▸ 出典抜粋

◆ ◆ ◆ ◆ ◆

こんにちは、佐佐木 由美子です。
職業人生の長期化に伴って、いよいよ定年後に特化した大人のための仕事図鑑が求められる時代になってきたか…と、本書を見たときに思いました。
高齢期の就労・賃金を専門とするリクルートワークス研究所の坂本貴志さんが、65歳以上・640万人のデータを分析し、まとめた書籍「月10万円稼いで豊かに暮らす 定年後の仕事図鑑」(ダイヤモンド社)。

本書では、65歳以降は月10万円を稼ぐことで豊かに暮らせるとし、高齢期から始めやすい仕事19種、100の仕事を取り上げて紹介しています。
65歳以上就業者の平均年収や平均労働時間、男女の就業比などのデータもわかりやすく記載されており、各職業に関するインタビューとして、リアルな声も紹介されています。

◆ ◆ ◆ ◆ ◆

▸ 抽出データ
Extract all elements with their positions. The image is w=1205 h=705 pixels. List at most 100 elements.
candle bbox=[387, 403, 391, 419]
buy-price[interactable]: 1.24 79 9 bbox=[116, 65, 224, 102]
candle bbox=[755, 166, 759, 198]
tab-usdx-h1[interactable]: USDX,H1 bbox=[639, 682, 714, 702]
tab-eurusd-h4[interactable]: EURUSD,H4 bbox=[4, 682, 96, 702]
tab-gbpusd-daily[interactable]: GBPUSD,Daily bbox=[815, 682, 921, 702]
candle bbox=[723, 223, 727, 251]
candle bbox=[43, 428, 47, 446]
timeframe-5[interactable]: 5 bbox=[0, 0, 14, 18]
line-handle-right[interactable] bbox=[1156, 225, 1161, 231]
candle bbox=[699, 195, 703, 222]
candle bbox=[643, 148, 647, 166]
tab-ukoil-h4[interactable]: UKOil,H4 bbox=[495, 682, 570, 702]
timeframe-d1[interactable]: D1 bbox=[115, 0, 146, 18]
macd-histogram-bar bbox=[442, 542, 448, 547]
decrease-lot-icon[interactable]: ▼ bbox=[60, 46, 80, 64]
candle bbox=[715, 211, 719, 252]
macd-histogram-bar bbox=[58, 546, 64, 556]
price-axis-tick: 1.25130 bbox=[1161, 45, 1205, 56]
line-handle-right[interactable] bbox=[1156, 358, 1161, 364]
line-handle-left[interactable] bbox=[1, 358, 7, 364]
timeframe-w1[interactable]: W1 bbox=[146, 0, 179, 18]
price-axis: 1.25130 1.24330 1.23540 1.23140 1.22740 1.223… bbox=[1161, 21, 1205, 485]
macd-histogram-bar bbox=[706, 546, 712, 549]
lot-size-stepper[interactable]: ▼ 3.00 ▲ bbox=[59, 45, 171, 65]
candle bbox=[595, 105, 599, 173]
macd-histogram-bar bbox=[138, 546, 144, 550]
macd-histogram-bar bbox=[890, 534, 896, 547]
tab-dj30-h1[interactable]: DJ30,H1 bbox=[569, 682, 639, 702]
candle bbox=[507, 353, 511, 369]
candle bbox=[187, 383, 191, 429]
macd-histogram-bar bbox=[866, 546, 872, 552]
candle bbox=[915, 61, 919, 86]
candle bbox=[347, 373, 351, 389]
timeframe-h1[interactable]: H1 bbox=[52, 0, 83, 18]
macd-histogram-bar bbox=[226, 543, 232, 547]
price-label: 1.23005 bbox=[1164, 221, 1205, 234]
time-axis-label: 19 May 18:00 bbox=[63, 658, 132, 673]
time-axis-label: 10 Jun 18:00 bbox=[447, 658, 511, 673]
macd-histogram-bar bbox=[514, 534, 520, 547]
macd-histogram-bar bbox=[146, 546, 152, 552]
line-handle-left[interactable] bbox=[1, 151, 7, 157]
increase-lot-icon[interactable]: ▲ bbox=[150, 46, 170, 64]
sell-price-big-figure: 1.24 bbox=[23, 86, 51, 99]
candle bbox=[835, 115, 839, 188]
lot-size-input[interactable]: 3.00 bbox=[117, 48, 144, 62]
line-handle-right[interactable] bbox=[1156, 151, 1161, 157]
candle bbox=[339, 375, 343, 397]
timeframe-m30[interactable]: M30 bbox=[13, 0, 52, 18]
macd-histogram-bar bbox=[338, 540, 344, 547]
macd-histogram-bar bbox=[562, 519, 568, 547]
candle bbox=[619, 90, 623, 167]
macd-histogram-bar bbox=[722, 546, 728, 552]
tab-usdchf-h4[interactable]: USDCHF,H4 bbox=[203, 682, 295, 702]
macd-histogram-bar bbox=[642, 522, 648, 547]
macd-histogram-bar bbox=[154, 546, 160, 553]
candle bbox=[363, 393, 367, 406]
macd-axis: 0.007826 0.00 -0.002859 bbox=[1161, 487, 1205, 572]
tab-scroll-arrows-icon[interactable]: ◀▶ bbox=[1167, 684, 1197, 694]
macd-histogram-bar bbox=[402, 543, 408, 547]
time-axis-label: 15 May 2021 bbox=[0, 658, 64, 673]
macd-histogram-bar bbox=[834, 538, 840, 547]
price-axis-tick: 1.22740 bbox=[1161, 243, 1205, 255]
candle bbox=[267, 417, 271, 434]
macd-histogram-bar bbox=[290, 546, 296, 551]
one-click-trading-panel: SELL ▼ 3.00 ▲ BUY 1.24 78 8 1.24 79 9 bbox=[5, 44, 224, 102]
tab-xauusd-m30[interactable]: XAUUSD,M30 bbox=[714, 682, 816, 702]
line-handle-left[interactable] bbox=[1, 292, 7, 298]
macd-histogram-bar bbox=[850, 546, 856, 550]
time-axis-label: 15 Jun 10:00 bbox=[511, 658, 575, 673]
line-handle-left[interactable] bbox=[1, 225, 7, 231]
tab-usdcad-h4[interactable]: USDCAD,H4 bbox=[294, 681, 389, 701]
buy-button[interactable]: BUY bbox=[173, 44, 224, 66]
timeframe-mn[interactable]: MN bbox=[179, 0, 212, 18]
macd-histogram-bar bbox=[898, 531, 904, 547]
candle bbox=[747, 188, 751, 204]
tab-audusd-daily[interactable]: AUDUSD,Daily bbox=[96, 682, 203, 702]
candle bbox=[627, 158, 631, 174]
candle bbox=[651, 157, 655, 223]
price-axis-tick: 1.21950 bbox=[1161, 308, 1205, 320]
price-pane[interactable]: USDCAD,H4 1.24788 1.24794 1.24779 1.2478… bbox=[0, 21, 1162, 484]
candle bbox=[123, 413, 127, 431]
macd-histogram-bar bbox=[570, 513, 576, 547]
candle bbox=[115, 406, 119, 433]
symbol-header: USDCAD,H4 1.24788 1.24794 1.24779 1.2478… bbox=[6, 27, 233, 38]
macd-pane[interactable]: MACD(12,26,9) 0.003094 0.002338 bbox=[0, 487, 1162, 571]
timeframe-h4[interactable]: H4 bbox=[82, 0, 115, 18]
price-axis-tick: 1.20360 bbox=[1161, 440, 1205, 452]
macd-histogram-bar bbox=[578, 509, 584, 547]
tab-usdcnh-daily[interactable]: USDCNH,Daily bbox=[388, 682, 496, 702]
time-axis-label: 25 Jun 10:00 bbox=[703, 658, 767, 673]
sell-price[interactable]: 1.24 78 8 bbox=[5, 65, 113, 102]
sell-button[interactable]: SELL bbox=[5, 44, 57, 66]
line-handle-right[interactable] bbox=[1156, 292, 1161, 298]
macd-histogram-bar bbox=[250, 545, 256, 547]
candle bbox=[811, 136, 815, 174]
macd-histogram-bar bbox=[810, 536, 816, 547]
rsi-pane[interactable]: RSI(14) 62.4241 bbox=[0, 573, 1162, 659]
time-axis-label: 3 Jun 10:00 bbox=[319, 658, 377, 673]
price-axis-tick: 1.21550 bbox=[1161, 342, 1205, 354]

◆ ◆ ◆ ◆ ◆

▸ 課題 1
定年後の仕事図鑑を紹介する本文から、次の一文を英語に訳しなさい。「本書では、65歳以降は月10万円を稼ぐことで豊かに暮らせるとし、高齢期から始めやすい仕事19種、100の仕事を取り上げて紹介しています。」
▸ 課題 2
行データの先頭から「timeframe-d1[interactable]: D1 bbox=[115, 0, 146, 18]」を含む行までのすべてを、「candle」を「candlestick」に置き換えて書き直しなさい。それ以外は一切変えないこと。
本文と行データは互いに無関係である。

▸ 解答 1
The book holds that after age 65 one can live comfortably by earning 100,000 yen a month, and it introduces 100 jobs across 19 types that are easy to start later in life.

▸ 解答 2
Extract all elements with their positions. The image is w=1205 h=705 pixels. List at most 100 elements.
candlestick bbox=[387, 403, 391, 419]
buy-price[interactable]: 1.24 79 9 bbox=[116, 65, 224, 102]
candlestick bbox=[755, 166, 759, 198]
tab-usdx-h1[interactable]: USDX,H1 bbox=[639, 682, 714, 702]
tab-eurusd-h4[interactable]: EURUSD,H4 bbox=[4, 682, 96, 702]
tab-gbpusd-daily[interactable]: GBPUSD,Daily bbox=[815, 682, 921, 702]
candlestick bbox=[723, 223, 727, 251]
candlestick bbox=[43, 428, 47, 446]
timeframe-5[interactable]: 5 bbox=[0, 0, 14, 18]
line-handle-right[interactable] bbox=[1156, 225, 1161, 231]
candlestick bbox=[699, 195, 703, 222]
candlestick bbox=[643, 148, 647, 166]
tab-ukoil-h4[interactable]: UKOil,H4 bbox=[495, 682, 570, 702]
timeframe-d1[interactable]: D1 bbox=[115, 0, 146, 18]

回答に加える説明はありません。